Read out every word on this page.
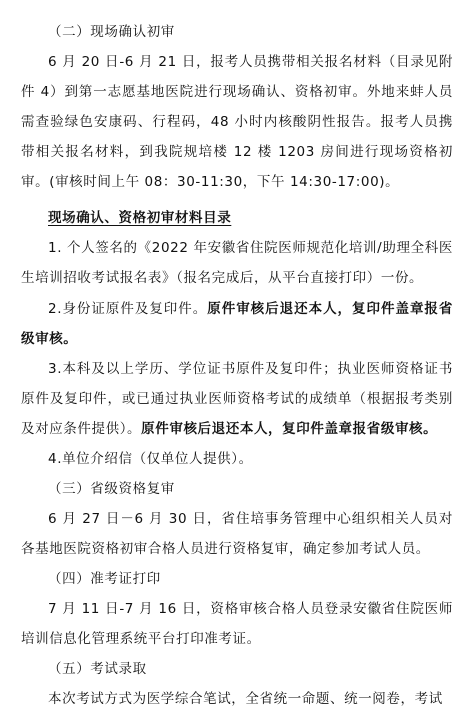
（二）现场确认初审

6 月 20 日-6 月 21 日，报考人员携带相关报名材料（目录见附件 4）到第一志愿基地医院进行现场确认、资格初审。外地来蚌人员需查验绿色安康码、行程码，48 小时内核酸阴性报告。报考人员携带相关报名材料，到我院规培楼 12 楼 1203 房间进行现场资格初审。(审核时间上午 08：30-11:30，下午 14:30-17:00)。

现场确认、资格初审材料目录

1. 个人签名的《2022 年安徽省住院医师规范化培训/助理全科医生培训招收考试报名表》（报名完成后，从平台直接打印）一份。

2.身份证原件及复印件。原件审核后退还本人，复印件盖章报省级审核。

3.本科及以上学历、学位证书原件及复印件；执业医师资格证书原件及复印件，或已通过执业医师资格考试的成绩单（根据报考类别及对应条件提供）。原件审核后退还本人，复印件盖章报省级审核。

4.单位介绍信（仅单位人提供）。

（三）省级资格复审

6 月 27 日－6 月 30 日，省住培事务管理中心组织相关人员对各基地医院资格初审合格人员进行资格复审，确定参加考试人员。

（四）准考证打印

7 月 11 日-7 月 16 日，资格审核合格人员登录安徽省住院医师培训信息化管理系统平台打印准考证。

（五）考试录取

本次考试方式为医学综合笔试，全省统一命题、统一阅卷，考试
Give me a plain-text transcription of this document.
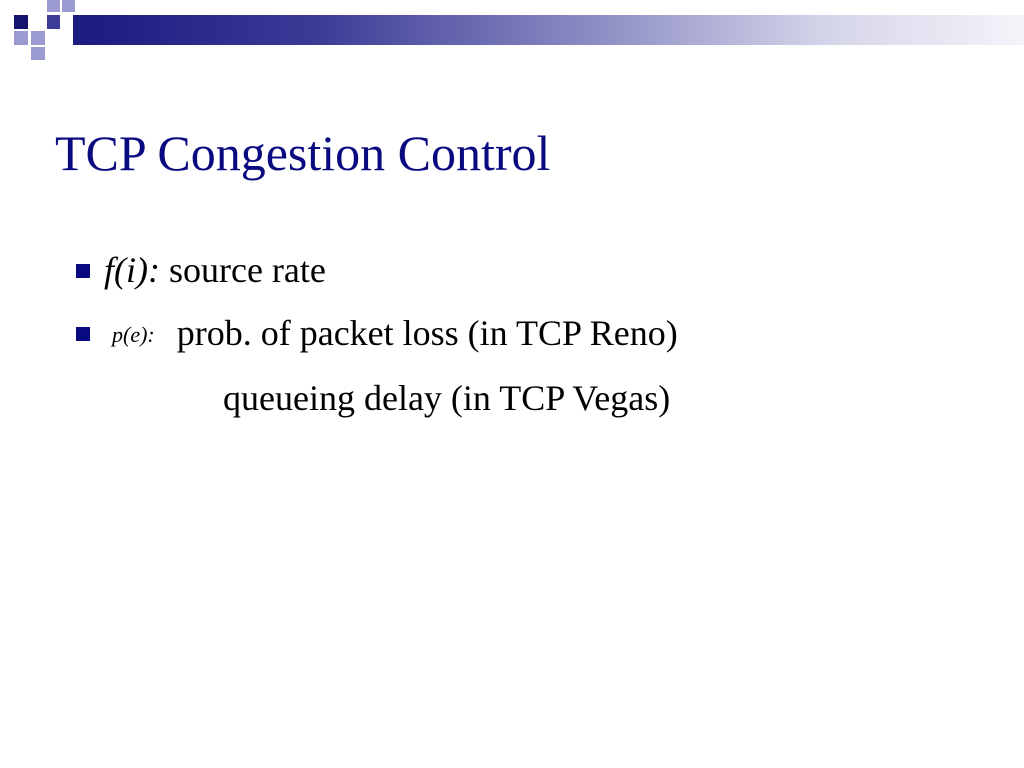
TCP Congestion Control
f(i): source rate
p(e): prob. of packet loss (in TCP Reno)
queueing delay (in TCP Vegas)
=====
→ DO THIS:
Leave out the pictures and return every record word for word.

→ COMPLETED TASK:
Read out every word on this page.
（二）现场确认初审

6 月 20 日-6 月 21 日，报考人员携带相关报名材料（目录见附件 4）到第一志愿基地医院进行现场确认、资格初审。外地来蚌人员需查验绿色安康码、行程码，48 小时内核酸阴性报告。报考人员携带相关报名材料，到我院规培楼 12 楼 1203 房间进行现场资格初审。(审核时间上午 08：30-11:30，下午 14:30-17:00)。

现场确认、资格初审材料目录

1. 个人签名的《2022 年安徽省住院医师规范化培训/助理全科医生培训招收考试报名表》（报名完成后，从平台直接打印）一份。

2.身份证原件及复印件。原件审核后退还本人，复印件盖章报省级审核。

3.本科及以上学历、学位证书原件及复印件；执业医师资格证书原件及复印件，或已通过执业医师资格考试的成绩单（根据报考类别及对应条件提供）。原件审核后退还本人，复印件盖章报省级审核。

4.单位介绍信（仅单位人提供）。

（三）省级资格复审

6 月 27 日－6 月 30 日，省住培事务管理中心组织相关人员对各基地医院资格初审合格人员进行资格复审，确定参加考试人员。

（四）准考证打印

7 月 11 日-7 月 16 日，资格审核合格人员登录安徽省住院医师培训信息化管理系统平台打印准考证。

（五）考试录取

本次考试方式为医学综合笔试，全省统一命题、统一阅卷，考试
Give me a plain-text transcription of this document.
TCP Congestion Control
f(i): source rate
p(e): prob. of packet loss (in TCP Reno)
queueing delay (in TCP Vegas)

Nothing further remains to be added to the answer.